What the exercise asks → Repeat exactly, and only, the lines from the one containing "Serialize everything readable" through the end of the records.

((

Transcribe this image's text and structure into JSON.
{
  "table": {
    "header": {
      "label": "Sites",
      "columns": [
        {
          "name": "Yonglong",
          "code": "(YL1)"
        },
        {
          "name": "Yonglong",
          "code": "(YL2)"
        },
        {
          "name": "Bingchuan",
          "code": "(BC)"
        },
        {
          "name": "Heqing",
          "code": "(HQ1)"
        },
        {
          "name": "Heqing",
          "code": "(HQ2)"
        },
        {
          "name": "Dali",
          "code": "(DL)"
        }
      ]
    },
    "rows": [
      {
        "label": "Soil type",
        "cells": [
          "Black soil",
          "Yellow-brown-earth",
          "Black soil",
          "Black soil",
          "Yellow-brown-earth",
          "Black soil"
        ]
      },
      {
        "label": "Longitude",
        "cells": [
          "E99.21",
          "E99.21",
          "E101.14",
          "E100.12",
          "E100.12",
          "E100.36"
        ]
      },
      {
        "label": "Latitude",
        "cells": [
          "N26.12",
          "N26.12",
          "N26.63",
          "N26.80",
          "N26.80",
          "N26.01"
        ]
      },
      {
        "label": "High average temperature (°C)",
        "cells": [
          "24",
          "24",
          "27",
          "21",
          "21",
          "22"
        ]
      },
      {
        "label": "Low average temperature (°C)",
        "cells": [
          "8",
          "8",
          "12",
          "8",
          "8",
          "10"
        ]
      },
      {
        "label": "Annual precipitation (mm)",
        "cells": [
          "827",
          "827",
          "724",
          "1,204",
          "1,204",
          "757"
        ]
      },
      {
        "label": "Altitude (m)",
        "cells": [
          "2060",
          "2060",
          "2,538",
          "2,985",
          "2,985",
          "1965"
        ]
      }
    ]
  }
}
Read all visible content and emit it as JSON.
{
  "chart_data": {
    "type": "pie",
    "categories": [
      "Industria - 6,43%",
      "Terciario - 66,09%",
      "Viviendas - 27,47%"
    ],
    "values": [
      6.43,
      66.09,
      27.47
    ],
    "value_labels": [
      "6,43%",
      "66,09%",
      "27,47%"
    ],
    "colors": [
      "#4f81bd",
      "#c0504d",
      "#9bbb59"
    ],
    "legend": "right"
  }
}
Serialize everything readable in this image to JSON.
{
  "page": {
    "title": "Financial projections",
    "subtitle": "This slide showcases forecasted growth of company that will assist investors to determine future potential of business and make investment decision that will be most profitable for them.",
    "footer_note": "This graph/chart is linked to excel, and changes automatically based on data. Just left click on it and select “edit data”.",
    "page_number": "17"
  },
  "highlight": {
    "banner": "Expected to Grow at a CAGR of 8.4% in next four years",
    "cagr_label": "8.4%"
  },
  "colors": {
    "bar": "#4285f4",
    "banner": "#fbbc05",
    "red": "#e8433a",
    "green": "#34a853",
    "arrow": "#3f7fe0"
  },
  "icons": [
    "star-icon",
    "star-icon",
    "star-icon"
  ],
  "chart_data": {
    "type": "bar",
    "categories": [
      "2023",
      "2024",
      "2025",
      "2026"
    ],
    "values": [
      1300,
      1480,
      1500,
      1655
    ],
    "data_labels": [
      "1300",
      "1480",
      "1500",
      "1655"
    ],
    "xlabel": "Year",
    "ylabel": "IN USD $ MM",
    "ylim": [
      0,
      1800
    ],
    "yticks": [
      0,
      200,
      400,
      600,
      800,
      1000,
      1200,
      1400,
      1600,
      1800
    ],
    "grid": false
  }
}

))

Complete answer →
Serialize everything readable in this image to JSON.
{
  "page": {
    "title": "Financial projections",
    "subtitle": "This slide showcases forecasted growth of company that will assist investors to determine future potential of business and make investment decision that will be most profitable for them.",
    "footer_note": "This graph/chart is linked to excel, and changes automatically based on data. Just left click on it and select “edit data”.",
    "page_number": "17"
  },
  "highlight": {
    "banner": "Expected to Grow at a CAGR of 8.4% in next four years",
    "cagr_label": "8.4%"
  },
  "colors": {
    "bar": "#4285f4",
    "banner": "#fbbc05",
    "red": "#e8433a",
    "green": "#34a853",
    "arrow": "#3f7fe0"
  },
  "icons": [
    "star-icon",
    "star-icon",
    "star-icon"
  ],
  "chart_data": {
    "type": "bar",
    "categories": [
      "2023",
      "2024",
      "2025",
      "2026"
    ],
    "values": [
      1300,
      1480,
      1500,
      1655
    ],
    "data_labels": [
      "1300",
      "1480",
      "1500",
      "1655"
    ],
    "xlabel": "Year",
    "ylabel": "IN USD $ MM",
    "ylim": [
      0,
      1800
    ],
    "yticks": [
      0,
      200,
      400,
      600,
      800,
      1000,
      1200,
      1400,
      1600,
      1800
    ],
    "grid": false
  }
}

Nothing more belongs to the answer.